* [EXERCISE TASK]: Sort through the data and copy the lines holding the word "desc".

* [DATA SUPPLIED]:

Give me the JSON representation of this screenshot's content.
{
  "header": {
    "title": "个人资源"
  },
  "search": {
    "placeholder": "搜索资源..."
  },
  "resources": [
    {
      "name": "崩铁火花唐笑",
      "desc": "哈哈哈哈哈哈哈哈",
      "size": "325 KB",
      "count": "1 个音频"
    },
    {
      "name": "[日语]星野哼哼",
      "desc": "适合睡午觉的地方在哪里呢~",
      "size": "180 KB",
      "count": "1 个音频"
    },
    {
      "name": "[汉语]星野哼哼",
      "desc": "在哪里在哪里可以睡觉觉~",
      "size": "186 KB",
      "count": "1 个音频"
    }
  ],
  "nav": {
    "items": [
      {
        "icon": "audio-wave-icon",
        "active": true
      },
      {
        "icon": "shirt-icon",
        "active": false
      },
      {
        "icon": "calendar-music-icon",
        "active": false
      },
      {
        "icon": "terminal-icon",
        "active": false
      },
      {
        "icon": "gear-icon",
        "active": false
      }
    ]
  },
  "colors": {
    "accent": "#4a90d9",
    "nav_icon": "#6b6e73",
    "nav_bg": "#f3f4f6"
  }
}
==
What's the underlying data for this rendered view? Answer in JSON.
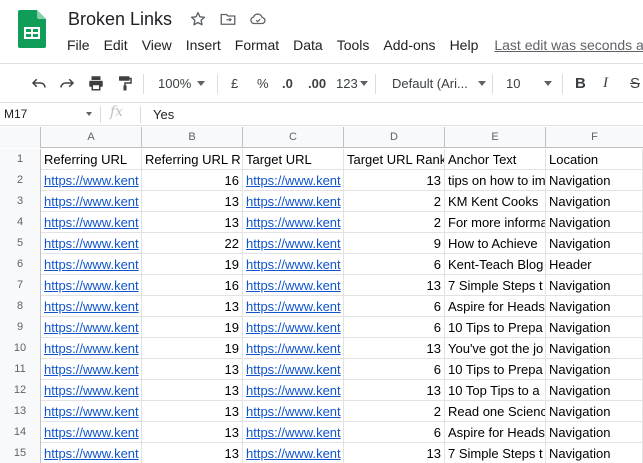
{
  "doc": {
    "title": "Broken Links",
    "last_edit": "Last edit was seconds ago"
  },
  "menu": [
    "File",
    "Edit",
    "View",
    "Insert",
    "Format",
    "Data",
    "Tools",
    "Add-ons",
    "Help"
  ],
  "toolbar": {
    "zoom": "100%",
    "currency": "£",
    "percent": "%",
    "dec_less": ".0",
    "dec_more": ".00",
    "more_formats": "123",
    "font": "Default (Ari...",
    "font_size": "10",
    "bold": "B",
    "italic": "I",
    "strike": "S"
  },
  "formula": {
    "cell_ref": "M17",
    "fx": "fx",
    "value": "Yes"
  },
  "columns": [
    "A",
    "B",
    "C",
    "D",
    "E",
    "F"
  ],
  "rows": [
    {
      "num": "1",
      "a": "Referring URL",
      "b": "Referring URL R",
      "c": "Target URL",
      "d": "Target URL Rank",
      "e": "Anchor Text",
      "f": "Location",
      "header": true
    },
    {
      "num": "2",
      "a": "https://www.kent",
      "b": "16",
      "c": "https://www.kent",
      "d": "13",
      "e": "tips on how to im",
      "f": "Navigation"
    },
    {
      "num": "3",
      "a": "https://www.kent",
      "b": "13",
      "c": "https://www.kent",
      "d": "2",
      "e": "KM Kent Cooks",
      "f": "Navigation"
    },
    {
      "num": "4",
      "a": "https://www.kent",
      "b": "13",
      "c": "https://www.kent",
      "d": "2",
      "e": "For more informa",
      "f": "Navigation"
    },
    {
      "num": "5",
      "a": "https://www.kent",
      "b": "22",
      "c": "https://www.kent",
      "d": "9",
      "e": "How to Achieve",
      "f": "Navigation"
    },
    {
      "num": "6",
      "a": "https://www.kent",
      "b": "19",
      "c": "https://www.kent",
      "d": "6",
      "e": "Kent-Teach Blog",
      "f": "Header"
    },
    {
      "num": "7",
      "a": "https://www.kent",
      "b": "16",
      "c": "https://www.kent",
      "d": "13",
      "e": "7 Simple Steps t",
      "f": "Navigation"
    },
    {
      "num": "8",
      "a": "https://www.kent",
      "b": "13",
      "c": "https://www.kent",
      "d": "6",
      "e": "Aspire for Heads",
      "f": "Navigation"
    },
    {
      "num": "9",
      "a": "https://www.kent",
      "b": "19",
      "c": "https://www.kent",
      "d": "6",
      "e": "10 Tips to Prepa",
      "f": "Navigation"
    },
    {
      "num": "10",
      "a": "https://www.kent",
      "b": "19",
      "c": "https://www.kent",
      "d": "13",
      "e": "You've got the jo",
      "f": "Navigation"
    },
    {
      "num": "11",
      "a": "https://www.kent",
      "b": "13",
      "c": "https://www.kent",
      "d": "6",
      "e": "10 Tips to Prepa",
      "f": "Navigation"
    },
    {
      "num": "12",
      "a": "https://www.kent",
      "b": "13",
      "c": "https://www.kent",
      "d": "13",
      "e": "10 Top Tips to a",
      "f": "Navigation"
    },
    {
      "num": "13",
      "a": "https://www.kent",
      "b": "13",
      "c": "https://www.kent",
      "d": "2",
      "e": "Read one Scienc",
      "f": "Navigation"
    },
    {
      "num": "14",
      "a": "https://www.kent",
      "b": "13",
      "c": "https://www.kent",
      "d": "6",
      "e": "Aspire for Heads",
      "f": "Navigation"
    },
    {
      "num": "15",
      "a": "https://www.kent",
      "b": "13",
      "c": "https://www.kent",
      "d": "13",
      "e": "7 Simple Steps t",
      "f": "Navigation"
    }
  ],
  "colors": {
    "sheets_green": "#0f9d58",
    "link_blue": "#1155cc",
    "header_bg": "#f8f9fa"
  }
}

* [SOLUTION TO THIS TASK]:
      "desc": "哈哈哈哈哈哈哈哈",
      "desc": "适合睡午觉的地方在哪里呢~",
      "desc": "在哪里在哪里可以睡觉觉~",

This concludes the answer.